--- Task to carry out ---
Below are records; work out how many of their lines contain "JSON" and give only that number.

--- Dataset entries ---
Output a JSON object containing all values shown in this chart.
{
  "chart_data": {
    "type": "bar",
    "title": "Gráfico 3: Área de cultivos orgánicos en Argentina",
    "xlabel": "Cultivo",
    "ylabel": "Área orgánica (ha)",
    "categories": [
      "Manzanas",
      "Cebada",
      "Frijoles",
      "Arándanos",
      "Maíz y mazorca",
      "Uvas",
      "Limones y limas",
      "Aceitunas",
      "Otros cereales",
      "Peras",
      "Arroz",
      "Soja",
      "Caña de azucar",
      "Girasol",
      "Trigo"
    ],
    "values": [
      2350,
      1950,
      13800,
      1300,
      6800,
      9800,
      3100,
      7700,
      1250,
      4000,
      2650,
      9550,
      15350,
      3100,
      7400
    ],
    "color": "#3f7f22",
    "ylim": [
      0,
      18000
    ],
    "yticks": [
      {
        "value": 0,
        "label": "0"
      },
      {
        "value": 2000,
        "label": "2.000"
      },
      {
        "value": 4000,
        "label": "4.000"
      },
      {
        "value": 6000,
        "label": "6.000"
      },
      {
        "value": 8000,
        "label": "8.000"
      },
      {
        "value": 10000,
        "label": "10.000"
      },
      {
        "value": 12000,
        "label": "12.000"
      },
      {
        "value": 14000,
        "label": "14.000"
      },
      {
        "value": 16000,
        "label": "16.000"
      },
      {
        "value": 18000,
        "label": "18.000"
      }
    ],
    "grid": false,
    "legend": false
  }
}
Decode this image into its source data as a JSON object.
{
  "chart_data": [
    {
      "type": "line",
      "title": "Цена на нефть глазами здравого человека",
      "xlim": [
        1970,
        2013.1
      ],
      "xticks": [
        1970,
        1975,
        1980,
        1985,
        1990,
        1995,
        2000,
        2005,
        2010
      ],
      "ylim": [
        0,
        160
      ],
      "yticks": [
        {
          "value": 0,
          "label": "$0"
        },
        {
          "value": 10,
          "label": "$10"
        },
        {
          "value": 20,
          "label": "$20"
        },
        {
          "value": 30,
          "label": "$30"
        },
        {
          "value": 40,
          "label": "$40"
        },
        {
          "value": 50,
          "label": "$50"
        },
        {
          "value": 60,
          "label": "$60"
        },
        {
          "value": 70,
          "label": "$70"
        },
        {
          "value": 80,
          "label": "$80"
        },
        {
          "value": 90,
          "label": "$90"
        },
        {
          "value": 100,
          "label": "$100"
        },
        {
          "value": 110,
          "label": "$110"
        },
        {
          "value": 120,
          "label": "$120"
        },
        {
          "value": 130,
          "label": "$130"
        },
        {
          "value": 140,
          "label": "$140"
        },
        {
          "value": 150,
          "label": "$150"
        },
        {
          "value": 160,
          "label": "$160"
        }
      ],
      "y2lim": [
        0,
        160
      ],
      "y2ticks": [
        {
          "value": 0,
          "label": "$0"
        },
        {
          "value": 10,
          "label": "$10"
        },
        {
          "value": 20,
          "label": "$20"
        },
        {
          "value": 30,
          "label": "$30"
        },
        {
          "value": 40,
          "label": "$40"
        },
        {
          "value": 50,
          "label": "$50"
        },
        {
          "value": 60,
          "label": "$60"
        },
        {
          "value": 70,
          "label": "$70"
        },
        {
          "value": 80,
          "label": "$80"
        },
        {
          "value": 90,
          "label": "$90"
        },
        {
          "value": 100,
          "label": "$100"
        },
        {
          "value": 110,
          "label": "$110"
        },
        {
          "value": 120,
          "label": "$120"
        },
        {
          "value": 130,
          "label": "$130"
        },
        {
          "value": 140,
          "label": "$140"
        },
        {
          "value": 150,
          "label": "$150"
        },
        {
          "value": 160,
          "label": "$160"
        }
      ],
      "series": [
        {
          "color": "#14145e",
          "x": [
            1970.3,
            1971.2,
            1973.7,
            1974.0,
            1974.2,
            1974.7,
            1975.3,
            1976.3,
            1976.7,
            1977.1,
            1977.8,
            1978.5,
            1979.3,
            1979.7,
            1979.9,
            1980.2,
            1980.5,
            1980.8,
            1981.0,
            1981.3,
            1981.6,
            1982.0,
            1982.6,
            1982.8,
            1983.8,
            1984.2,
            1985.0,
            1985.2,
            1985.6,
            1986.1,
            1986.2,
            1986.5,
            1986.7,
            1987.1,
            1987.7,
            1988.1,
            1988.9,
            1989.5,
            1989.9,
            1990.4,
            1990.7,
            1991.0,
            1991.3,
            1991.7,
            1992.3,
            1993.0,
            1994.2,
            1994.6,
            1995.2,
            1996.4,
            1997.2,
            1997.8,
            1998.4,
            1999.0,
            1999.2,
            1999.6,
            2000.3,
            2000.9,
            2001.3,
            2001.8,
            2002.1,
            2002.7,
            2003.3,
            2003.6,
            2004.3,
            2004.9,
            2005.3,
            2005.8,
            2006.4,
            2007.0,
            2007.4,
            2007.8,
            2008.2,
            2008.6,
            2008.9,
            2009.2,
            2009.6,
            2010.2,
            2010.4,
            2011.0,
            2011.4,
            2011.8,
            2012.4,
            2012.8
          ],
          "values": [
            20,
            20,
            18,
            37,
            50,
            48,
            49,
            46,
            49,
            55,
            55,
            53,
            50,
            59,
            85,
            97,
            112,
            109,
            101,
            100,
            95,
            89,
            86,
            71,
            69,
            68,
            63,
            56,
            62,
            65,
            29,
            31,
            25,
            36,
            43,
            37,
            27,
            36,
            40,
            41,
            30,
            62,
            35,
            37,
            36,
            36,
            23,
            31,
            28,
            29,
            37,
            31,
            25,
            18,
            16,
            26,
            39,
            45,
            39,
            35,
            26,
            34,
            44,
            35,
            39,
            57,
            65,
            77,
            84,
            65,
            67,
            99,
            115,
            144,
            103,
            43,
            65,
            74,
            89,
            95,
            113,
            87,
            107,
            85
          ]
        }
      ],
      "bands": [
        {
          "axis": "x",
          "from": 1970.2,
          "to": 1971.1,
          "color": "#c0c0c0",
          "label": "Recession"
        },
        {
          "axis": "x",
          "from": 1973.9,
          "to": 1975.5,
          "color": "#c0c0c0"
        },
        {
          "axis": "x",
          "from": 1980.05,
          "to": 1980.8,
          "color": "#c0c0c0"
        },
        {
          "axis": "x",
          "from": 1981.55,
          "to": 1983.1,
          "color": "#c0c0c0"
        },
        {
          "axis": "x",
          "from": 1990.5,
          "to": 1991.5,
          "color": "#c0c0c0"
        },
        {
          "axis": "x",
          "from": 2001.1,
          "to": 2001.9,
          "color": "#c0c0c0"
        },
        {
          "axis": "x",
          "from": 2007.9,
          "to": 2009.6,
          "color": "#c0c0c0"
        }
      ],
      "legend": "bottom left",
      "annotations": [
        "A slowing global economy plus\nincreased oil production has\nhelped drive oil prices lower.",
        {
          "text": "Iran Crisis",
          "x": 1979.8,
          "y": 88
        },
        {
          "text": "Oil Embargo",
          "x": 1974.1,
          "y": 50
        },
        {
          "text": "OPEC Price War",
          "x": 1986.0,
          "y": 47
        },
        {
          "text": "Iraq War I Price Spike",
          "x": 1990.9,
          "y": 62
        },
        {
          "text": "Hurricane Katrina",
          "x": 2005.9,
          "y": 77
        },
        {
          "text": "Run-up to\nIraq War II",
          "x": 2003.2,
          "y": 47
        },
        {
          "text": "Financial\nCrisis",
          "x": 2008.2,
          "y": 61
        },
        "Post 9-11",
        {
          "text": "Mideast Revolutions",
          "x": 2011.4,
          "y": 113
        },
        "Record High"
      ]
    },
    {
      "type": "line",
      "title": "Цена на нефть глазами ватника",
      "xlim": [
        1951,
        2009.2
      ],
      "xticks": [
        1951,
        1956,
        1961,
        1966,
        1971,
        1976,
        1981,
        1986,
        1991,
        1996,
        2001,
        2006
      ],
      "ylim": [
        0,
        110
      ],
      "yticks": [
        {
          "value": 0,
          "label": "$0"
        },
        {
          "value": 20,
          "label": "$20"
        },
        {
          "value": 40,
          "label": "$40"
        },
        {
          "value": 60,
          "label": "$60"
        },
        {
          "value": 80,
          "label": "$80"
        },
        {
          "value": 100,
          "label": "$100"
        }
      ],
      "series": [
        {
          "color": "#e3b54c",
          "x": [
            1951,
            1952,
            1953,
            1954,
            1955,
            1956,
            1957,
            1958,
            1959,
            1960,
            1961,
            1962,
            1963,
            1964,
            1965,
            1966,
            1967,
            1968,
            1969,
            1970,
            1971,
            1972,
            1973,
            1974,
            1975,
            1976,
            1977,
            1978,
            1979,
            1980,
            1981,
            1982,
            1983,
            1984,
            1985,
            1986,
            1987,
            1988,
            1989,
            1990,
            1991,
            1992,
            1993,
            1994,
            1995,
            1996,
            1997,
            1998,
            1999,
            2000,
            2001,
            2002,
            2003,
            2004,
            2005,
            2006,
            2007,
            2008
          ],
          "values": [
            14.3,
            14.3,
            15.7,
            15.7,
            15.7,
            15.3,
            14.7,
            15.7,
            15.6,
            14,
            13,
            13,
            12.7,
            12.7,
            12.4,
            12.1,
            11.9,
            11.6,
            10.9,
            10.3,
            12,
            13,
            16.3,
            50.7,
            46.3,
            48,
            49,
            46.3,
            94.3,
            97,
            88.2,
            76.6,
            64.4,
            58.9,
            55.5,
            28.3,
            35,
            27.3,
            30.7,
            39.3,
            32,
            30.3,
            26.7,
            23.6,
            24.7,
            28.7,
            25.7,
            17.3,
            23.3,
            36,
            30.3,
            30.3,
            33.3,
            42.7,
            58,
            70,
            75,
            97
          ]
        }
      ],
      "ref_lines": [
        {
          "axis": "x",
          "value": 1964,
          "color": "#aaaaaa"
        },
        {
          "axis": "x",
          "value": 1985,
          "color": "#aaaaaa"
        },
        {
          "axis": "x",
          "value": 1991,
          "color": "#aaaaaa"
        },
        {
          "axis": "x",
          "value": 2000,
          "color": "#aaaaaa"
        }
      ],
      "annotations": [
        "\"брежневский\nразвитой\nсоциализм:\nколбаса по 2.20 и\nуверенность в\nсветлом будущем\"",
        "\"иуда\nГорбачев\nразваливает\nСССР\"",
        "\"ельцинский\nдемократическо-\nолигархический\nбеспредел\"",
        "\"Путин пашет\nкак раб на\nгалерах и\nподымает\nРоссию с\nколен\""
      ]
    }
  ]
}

--- Output of the exercise ---
2